>> start Data rows

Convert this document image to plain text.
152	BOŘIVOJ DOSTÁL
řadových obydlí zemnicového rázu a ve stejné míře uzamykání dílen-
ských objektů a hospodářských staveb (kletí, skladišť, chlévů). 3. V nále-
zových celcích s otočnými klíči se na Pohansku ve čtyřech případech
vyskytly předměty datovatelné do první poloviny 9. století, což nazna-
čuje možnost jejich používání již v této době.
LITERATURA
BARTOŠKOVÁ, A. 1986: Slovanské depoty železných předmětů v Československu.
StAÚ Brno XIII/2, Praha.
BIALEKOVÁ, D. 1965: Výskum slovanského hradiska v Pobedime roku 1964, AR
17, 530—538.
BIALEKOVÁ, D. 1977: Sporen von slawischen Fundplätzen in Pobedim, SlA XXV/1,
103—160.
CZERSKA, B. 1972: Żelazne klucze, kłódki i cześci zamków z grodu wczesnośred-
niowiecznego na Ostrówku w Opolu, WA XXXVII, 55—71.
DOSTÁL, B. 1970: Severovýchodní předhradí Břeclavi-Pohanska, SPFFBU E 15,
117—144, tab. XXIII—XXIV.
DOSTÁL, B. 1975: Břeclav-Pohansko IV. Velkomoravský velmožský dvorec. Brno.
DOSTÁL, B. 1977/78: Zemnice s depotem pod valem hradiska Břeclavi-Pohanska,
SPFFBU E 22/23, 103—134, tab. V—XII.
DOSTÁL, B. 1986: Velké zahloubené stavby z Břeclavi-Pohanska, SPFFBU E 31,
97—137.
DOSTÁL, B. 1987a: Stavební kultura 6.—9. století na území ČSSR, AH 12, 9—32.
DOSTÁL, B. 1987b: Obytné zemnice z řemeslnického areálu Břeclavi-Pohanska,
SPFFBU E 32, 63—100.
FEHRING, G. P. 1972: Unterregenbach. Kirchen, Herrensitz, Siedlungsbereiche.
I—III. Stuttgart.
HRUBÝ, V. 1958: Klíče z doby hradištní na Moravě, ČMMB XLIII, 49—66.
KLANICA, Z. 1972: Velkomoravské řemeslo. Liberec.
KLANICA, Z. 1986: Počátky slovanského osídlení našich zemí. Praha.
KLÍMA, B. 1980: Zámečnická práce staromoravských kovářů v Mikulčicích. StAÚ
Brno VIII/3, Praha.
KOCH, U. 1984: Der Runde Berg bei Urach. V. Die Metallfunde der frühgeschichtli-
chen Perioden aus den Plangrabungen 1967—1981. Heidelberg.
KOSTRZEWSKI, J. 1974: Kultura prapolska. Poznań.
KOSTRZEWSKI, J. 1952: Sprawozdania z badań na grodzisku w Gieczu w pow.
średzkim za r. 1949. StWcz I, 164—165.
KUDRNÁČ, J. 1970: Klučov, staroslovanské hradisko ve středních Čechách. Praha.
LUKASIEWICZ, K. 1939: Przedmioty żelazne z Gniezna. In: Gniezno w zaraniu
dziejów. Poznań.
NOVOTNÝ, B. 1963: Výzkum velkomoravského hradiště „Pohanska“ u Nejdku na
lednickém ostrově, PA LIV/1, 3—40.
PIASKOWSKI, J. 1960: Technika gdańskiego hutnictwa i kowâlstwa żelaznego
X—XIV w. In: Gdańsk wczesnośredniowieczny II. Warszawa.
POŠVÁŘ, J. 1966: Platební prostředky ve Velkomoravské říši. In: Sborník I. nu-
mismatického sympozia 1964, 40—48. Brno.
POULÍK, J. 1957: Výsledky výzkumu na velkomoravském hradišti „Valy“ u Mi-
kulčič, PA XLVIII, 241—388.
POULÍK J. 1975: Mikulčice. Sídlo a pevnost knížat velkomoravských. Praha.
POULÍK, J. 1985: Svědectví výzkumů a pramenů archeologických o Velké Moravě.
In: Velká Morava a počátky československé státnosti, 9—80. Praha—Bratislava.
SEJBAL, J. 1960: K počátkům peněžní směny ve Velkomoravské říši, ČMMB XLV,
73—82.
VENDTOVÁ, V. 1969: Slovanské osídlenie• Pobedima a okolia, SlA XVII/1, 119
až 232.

>> end Data rows
>> start Data rows

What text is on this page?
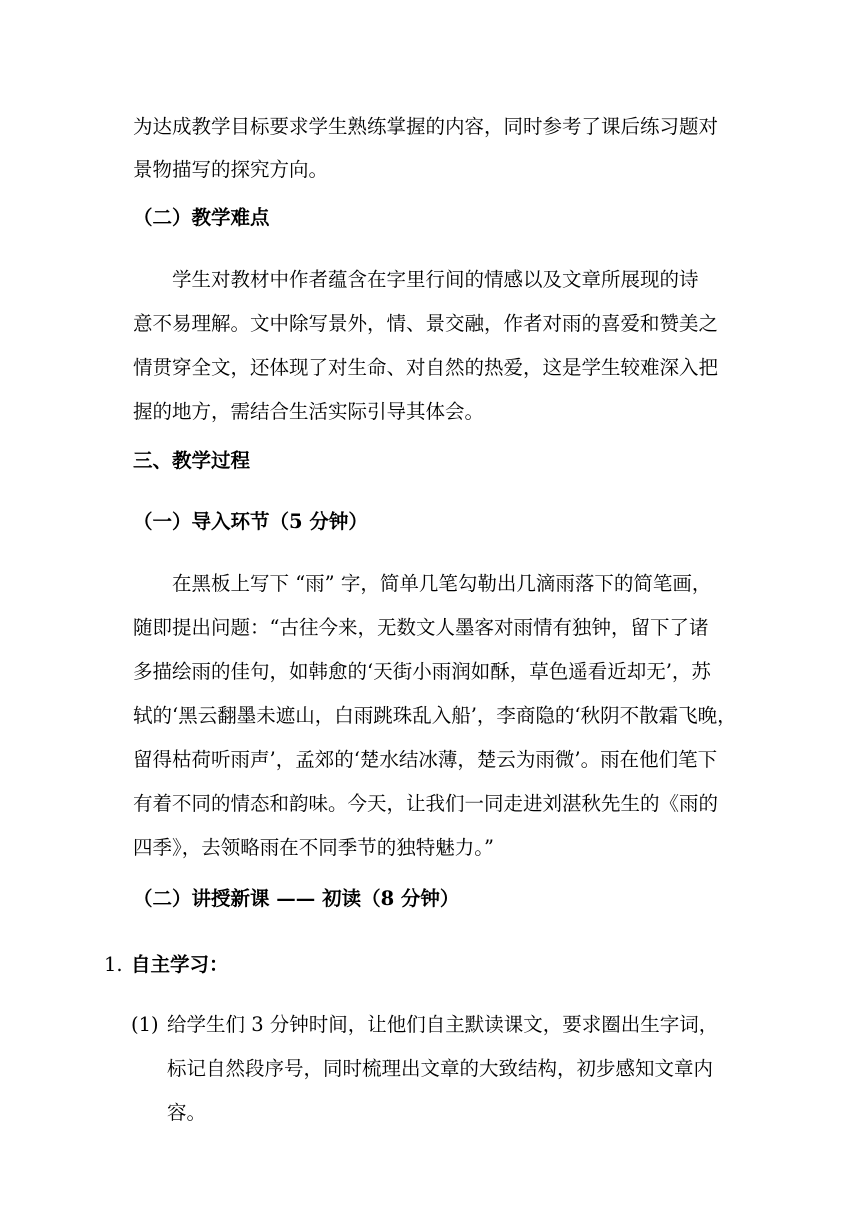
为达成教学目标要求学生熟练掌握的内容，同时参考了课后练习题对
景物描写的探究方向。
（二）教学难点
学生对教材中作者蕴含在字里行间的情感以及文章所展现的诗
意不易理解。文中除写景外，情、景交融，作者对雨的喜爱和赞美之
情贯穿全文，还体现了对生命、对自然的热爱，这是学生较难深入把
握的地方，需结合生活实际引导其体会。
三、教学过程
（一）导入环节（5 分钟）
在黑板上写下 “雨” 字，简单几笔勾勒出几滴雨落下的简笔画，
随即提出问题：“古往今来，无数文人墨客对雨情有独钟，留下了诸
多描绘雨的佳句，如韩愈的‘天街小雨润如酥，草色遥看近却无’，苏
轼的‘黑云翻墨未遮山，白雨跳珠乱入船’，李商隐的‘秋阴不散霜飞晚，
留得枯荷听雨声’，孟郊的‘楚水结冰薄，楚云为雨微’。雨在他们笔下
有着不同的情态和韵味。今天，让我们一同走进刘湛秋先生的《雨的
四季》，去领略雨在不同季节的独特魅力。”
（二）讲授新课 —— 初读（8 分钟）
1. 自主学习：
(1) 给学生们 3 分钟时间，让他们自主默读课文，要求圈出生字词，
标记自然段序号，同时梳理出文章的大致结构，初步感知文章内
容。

>> end Data rows

**Given task:**
Copy all lines from the data that hold the word "BIALEKOVÁ".

**Response for this exercise:**
BIALEKOVÁ, D. 1965: Výskum slovanského hradiska v Pobedime roku 1964, AR
BIALEKOVÁ, D. 1977: Sporen von slawischen Fundplätzen in Pobedim, SlA XXV/1,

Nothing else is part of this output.